## What is needed
Select from the records below every line that has the word "Anne" in it.

## Exercise material
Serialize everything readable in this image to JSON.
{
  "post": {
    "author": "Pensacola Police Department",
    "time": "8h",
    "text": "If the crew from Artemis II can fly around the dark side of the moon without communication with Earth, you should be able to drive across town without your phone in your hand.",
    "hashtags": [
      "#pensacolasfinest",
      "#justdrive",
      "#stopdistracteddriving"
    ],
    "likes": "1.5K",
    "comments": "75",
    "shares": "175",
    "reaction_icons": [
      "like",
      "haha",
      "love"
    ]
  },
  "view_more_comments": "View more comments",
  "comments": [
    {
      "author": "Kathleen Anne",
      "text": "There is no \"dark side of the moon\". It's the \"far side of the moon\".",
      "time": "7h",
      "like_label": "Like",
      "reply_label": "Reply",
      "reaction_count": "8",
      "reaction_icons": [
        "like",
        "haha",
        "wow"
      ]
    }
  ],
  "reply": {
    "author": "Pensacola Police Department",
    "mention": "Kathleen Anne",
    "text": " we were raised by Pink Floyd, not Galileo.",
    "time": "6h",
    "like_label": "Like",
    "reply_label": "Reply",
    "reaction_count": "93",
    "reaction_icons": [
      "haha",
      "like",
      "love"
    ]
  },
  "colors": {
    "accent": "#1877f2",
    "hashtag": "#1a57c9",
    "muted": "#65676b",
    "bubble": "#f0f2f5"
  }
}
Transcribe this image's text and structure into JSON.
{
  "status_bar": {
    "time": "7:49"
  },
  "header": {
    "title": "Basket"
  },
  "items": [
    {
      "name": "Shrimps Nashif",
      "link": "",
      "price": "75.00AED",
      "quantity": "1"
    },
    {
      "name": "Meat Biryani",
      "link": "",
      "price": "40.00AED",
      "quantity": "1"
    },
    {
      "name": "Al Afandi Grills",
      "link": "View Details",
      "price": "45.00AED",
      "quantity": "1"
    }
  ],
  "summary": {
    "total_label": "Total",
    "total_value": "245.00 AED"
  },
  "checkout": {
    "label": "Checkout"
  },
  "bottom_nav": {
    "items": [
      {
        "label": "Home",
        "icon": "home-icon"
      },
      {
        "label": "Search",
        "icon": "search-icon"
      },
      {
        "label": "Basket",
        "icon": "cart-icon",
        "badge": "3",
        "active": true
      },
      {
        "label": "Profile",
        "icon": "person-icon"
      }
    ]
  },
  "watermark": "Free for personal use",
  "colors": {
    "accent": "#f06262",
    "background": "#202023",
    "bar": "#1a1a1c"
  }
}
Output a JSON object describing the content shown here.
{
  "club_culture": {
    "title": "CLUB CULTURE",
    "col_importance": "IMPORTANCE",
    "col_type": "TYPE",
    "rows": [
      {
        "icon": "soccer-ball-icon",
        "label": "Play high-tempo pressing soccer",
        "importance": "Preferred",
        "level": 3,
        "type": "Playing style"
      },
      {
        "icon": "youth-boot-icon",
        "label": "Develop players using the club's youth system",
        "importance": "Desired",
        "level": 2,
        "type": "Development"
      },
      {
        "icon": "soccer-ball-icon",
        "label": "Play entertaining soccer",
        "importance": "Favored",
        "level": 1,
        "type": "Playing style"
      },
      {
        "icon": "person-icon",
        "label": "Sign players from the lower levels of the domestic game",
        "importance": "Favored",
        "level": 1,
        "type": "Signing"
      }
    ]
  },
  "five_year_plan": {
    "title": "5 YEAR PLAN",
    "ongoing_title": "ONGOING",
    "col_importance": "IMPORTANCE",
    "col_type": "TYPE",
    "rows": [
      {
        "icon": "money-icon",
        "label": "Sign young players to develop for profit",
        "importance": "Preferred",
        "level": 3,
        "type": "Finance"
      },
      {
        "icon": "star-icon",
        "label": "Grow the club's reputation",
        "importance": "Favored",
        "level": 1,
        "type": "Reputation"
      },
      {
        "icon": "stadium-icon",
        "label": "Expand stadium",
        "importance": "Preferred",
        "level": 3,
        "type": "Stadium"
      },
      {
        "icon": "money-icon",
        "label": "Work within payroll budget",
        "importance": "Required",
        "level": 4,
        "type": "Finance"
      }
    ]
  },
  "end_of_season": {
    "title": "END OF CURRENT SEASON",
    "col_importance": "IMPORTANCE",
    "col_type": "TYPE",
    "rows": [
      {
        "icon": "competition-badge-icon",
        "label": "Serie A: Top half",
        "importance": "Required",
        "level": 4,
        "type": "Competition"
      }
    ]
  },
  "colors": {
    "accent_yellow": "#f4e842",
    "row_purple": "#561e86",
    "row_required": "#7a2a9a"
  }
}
...
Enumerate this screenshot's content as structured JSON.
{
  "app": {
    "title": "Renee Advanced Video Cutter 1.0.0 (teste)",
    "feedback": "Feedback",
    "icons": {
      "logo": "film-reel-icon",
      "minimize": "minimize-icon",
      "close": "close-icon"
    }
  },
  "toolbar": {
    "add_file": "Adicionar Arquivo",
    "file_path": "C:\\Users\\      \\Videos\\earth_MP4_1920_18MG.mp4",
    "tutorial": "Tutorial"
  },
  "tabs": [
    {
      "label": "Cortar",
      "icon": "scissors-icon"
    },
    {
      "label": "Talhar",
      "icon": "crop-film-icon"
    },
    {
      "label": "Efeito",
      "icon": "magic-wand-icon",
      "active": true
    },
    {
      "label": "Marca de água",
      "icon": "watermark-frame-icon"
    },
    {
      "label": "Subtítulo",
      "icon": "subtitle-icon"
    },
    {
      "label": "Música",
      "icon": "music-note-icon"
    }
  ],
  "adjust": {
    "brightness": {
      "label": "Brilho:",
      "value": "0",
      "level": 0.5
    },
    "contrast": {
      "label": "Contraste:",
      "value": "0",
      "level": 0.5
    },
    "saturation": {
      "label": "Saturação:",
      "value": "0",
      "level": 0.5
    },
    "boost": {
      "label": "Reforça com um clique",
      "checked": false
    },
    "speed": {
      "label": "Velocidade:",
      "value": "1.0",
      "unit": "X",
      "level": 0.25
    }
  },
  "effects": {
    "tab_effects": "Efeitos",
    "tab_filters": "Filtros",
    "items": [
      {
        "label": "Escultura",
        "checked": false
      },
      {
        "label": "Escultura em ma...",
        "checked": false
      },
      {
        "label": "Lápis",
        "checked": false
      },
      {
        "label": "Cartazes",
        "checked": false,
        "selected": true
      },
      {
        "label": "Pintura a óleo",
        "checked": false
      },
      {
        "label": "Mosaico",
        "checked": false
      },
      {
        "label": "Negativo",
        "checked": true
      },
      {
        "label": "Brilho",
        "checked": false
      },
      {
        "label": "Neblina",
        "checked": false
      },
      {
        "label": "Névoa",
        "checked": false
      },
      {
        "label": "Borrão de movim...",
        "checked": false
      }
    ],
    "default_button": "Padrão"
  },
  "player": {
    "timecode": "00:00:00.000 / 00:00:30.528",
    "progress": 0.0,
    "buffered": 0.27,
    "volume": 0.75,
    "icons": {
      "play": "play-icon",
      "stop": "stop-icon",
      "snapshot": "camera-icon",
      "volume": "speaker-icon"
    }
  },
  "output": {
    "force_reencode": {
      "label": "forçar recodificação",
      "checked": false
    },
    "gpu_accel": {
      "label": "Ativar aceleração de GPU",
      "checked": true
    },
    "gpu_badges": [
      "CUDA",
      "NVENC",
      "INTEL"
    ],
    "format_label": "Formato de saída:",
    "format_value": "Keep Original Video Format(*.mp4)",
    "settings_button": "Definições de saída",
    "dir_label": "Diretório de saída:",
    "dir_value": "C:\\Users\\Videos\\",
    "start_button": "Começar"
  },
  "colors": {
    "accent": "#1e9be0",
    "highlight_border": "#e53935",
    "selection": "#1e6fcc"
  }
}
==
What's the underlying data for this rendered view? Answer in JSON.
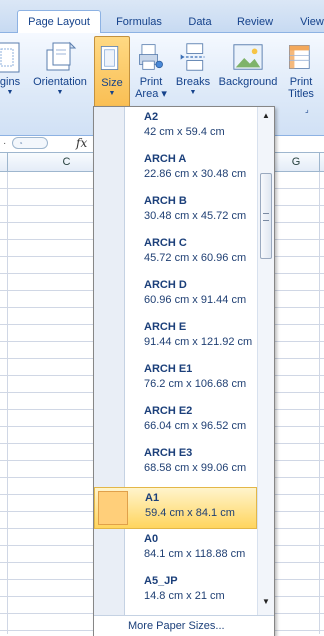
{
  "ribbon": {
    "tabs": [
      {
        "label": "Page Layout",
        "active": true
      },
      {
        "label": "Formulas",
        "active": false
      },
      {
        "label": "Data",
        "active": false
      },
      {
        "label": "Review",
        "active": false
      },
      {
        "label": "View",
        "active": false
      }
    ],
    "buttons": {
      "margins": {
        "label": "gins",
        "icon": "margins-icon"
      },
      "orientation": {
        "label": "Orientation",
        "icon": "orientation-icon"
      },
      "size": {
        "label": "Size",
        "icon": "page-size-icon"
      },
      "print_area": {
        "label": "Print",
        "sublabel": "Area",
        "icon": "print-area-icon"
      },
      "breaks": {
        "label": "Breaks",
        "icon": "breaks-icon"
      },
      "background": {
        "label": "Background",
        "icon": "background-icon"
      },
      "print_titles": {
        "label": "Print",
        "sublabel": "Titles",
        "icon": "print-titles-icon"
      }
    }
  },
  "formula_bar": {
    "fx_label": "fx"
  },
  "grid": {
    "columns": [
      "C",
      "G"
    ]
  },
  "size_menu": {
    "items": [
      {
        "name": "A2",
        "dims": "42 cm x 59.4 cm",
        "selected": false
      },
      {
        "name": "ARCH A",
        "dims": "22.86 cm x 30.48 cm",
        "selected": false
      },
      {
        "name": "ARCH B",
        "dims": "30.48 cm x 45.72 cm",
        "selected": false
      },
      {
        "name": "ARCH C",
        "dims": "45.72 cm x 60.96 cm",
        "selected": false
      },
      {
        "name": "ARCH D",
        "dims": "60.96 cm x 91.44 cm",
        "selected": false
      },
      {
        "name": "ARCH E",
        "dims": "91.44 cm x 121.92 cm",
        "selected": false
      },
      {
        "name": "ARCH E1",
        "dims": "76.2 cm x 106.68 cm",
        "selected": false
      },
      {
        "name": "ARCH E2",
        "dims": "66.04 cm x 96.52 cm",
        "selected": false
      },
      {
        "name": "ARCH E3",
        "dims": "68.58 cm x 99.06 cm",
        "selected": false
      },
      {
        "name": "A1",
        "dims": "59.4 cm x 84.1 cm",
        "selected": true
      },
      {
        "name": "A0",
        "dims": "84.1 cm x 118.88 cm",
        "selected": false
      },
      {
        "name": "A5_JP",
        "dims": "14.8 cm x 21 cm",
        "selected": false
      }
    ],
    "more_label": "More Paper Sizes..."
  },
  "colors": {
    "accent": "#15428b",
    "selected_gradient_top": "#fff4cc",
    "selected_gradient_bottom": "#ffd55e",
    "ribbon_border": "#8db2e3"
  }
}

## Result of this task
      "author": "Kathleen Anne",
    "mention": "Kathleen Anne",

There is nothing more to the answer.